**** Data for the task

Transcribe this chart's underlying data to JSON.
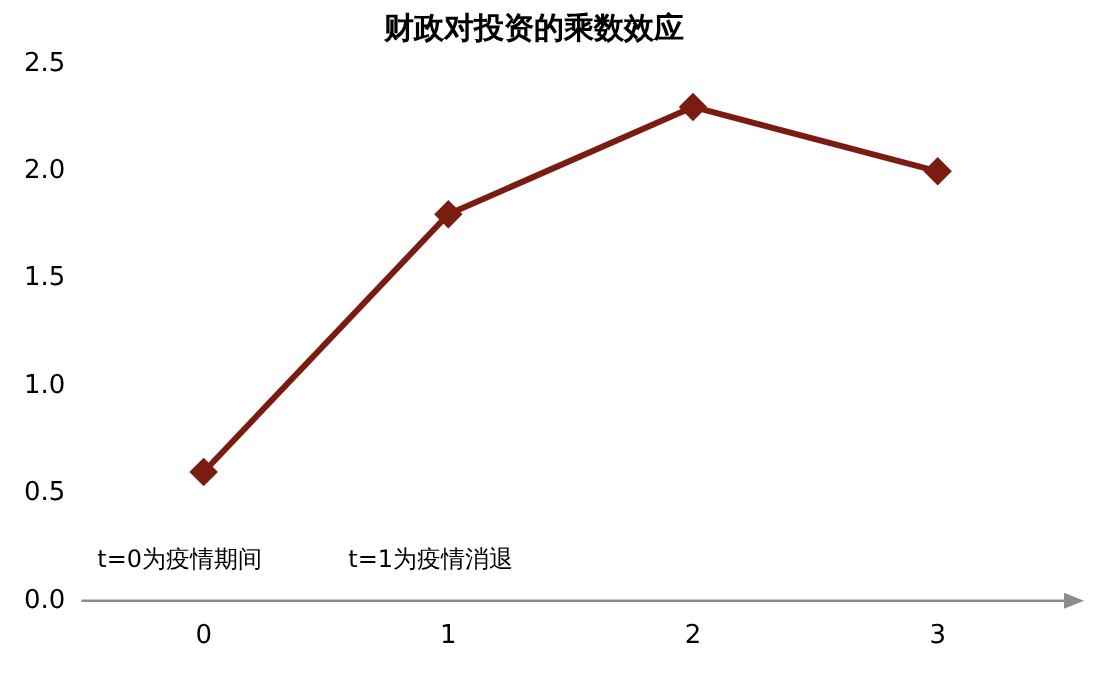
{
  "chart_data": {
    "type": "line",
    "title": "财政对投资的乘数效应",
    "categories": [
      "0",
      "1",
      "2",
      "3"
    ],
    "series": [
      {
        "color": "#7b1c10",
        "values": [
          0.6,
          1.8,
          2.3,
          2.0
        ]
      }
    ],
    "ylim": [
      0,
      2.5
    ],
    "yticks": [
      {
        "value": 0,
        "label": "0.0"
      },
      0.5,
      {
        "value": 1,
        "label": "1.0"
      },
      1.5,
      {
        "value": 2,
        "label": "2.0"
      },
      2.5
    ],
    "grid": false,
    "legend": false,
    "marker": "diamond",
    "line_style": "solid",
    "annotations": [
      "t=0为疫情期间",
      "t=1为疫情消退"
    ]
  }
}
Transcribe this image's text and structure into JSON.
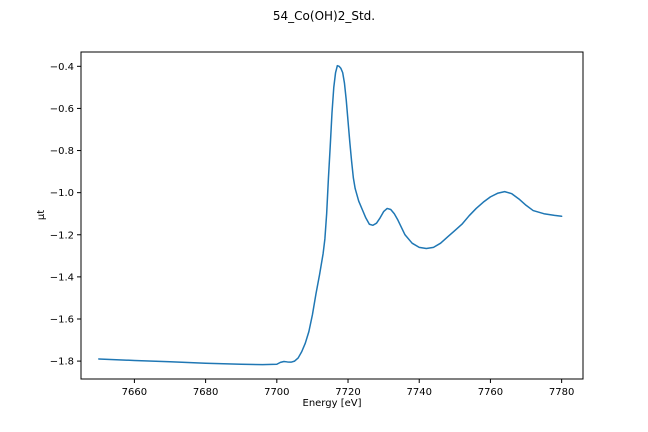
{
  "chart_data": {
    "type": "line",
    "title": "54_Co(OH)2_Std.",
    "xlabel": "Energy [eV]",
    "ylabel": "μt",
    "xlim": [
      7645,
      7786
    ],
    "ylim": [
      -1.885,
      -0.332
    ],
    "xticks": [
      7660,
      7680,
      7700,
      7720,
      7740,
      7760,
      7780
    ],
    "yticks": [
      -1.8,
      -1.6,
      -1.4,
      -1.2,
      -1.0,
      -0.8,
      -0.6,
      -0.4
    ],
    "xtick_labels": [
      "7660",
      "7680",
      "7700",
      "7720",
      "7740",
      "7760",
      "7780"
    ],
    "ytick_labels": [
      "−1.8",
      "−1.6",
      "−1.4",
      "−1.2",
      "−1.0",
      "−0.8",
      "−0.6",
      "−0.4"
    ],
    "grid": false,
    "line_color": "#1f77b4",
    "series": [
      {
        "x": [
          7650,
          7660,
          7670,
          7680,
          7690,
          7696,
          7700,
          7701,
          7702,
          7703,
          7704,
          7705,
          7706,
          7707,
          7708,
          7709,
          7710,
          7711,
          7712,
          7713,
          7713.5,
          7714,
          7714.5,
          7715,
          7715.5,
          7716,
          7716.5,
          7717,
          7717.5,
          7718,
          7718.5,
          7719,
          7719.5,
          7720,
          7720.5,
          7721,
          7721.5,
          7722,
          7723,
          7724,
          7725,
          7726,
          7727,
          7728,
          7729,
          7730,
          7731,
          7732,
          7733,
          7734,
          7735,
          7736,
          7738,
          7740,
          7742,
          7744,
          7746,
          7748,
          7750,
          7752,
          7754,
          7756,
          7758,
          7760,
          7762,
          7764,
          7766,
          7768,
          7770,
          7772,
          7775,
          7778,
          7780
        ],
        "y": [
          -1.79,
          -1.797,
          -1.803,
          -1.81,
          -1.815,
          -1.817,
          -1.815,
          -1.806,
          -1.802,
          -1.804,
          -1.805,
          -1.8,
          -1.785,
          -1.755,
          -1.715,
          -1.66,
          -1.58,
          -1.48,
          -1.39,
          -1.29,
          -1.22,
          -1.1,
          -0.93,
          -0.78,
          -0.62,
          -0.5,
          -0.43,
          -0.397,
          -0.4,
          -0.41,
          -0.43,
          -0.48,
          -0.56,
          -0.66,
          -0.76,
          -0.85,
          -0.93,
          -0.98,
          -1.04,
          -1.08,
          -1.12,
          -1.15,
          -1.155,
          -1.145,
          -1.12,
          -1.09,
          -1.075,
          -1.08,
          -1.1,
          -1.13,
          -1.165,
          -1.2,
          -1.24,
          -1.26,
          -1.265,
          -1.26,
          -1.24,
          -1.21,
          -1.18,
          -1.15,
          -1.11,
          -1.075,
          -1.045,
          -1.02,
          -1.003,
          -0.995,
          -1.005,
          -1.03,
          -1.06,
          -1.085,
          -1.1,
          -1.108,
          -1.112
        ]
      }
    ]
  }
}
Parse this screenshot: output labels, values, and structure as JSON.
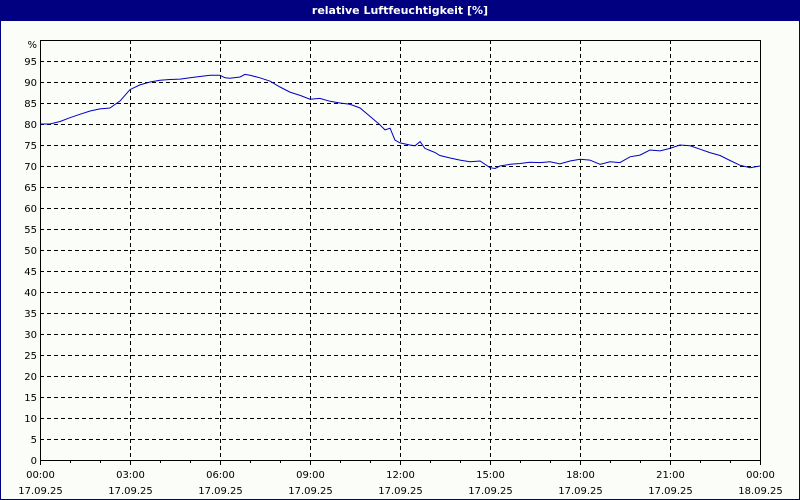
{
  "window": {
    "title": "relative Luftfeuchtigkeit [%]"
  },
  "colors": {
    "titlebar": "#000080",
    "border": "#000080",
    "line": "#0000c0",
    "grid": "#000000",
    "background": "#fbfdf9"
  },
  "chart_data": {
    "type": "line",
    "title": "relative Luftfeuchtigkeit [%]",
    "xlabel": "",
    "ylabel": "%",
    "ylim": [
      0,
      100
    ],
    "xlim_hours": [
      0,
      24
    ],
    "grid": true,
    "grid_style": "dashed",
    "y_ticks": [
      0,
      5,
      10,
      15,
      20,
      25,
      30,
      35,
      40,
      45,
      50,
      55,
      60,
      65,
      70,
      75,
      80,
      85,
      90,
      95
    ],
    "y_unit_label": "%",
    "x_ticks": [
      {
        "time": "00:00",
        "date": "17.09.25",
        "hour": 0
      },
      {
        "time": "03:00",
        "date": "17.09.25",
        "hour": 3
      },
      {
        "time": "06:00",
        "date": "17.09.25",
        "hour": 6
      },
      {
        "time": "09:00",
        "date": "17.09.25",
        "hour": 9
      },
      {
        "time": "12:00",
        "date": "17.09.25",
        "hour": 12
      },
      {
        "time": "15:00",
        "date": "17.09.25",
        "hour": 15
      },
      {
        "time": "18:00",
        "date": "17.09.25",
        "hour": 18
      },
      {
        "time": "21:00",
        "date": "17.09.25",
        "hour": 21
      },
      {
        "time": "00:00",
        "date": "18.09.25",
        "hour": 24
      }
    ],
    "minor_tick_interval_hours": 1,
    "series": [
      {
        "name": "relative Luftfeuchtigkeit",
        "x_hours": [
          0,
          0.33,
          0.67,
          1.0,
          1.33,
          1.67,
          2.0,
          2.33,
          2.67,
          3.0,
          3.33,
          3.67,
          4.0,
          4.33,
          4.67,
          5.0,
          5.33,
          5.67,
          6.0,
          6.17,
          6.33,
          6.67,
          6.83,
          7.0,
          7.33,
          7.67,
          8.0,
          8.33,
          8.67,
          9.0,
          9.33,
          9.67,
          10.0,
          10.33,
          10.67,
          11.0,
          11.33,
          11.5,
          11.67,
          11.83,
          12.0,
          12.33,
          12.5,
          12.67,
          12.83,
          13.0,
          13.17,
          13.33,
          13.67,
          14.0,
          14.33,
          14.67,
          15.0,
          15.17,
          15.33,
          15.67,
          16.0,
          16.33,
          16.67,
          17.0,
          17.33,
          17.67,
          18.0,
          18.33,
          18.67,
          19.0,
          19.33,
          19.67,
          20.0,
          20.33,
          20.67,
          21.0,
          21.33,
          21.67,
          22.0,
          22.33,
          22.67,
          23.0,
          23.33,
          23.67,
          24.0
        ],
        "values": [
          80.0,
          80.0,
          80.6,
          81.5,
          82.3,
          83.1,
          83.6,
          83.8,
          85.5,
          88.2,
          89.3,
          90.0,
          90.4,
          90.6,
          90.7,
          91.0,
          91.3,
          91.6,
          91.6,
          91.0,
          90.9,
          91.2,
          91.8,
          91.6,
          91.0,
          90.2,
          88.8,
          87.6,
          86.8,
          85.9,
          86.1,
          85.4,
          85.0,
          84.7,
          83.8,
          81.8,
          79.8,
          78.6,
          79.0,
          76.2,
          75.5,
          75.0,
          74.8,
          75.8,
          74.2,
          73.7,
          73.2,
          72.5,
          71.9,
          71.4,
          71.0,
          71.2,
          69.6,
          69.4,
          70.0,
          70.4,
          70.6,
          70.9,
          70.8,
          71.0,
          70.5,
          71.2,
          71.6,
          71.4,
          70.4,
          71.0,
          70.8,
          72.2,
          72.6,
          73.8,
          73.6,
          74.2,
          75.0,
          74.8,
          74.0,
          73.2,
          72.5,
          71.3,
          70.2,
          69.6,
          70.0
        ]
      }
    ]
  }
}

********

To do: Gather each line of the listing containing the word "Transcribe" and show it.

Answer to this problem:
Transcribe this chart's underlying data to JSON.
Transcribe this image's text and structure into JSON.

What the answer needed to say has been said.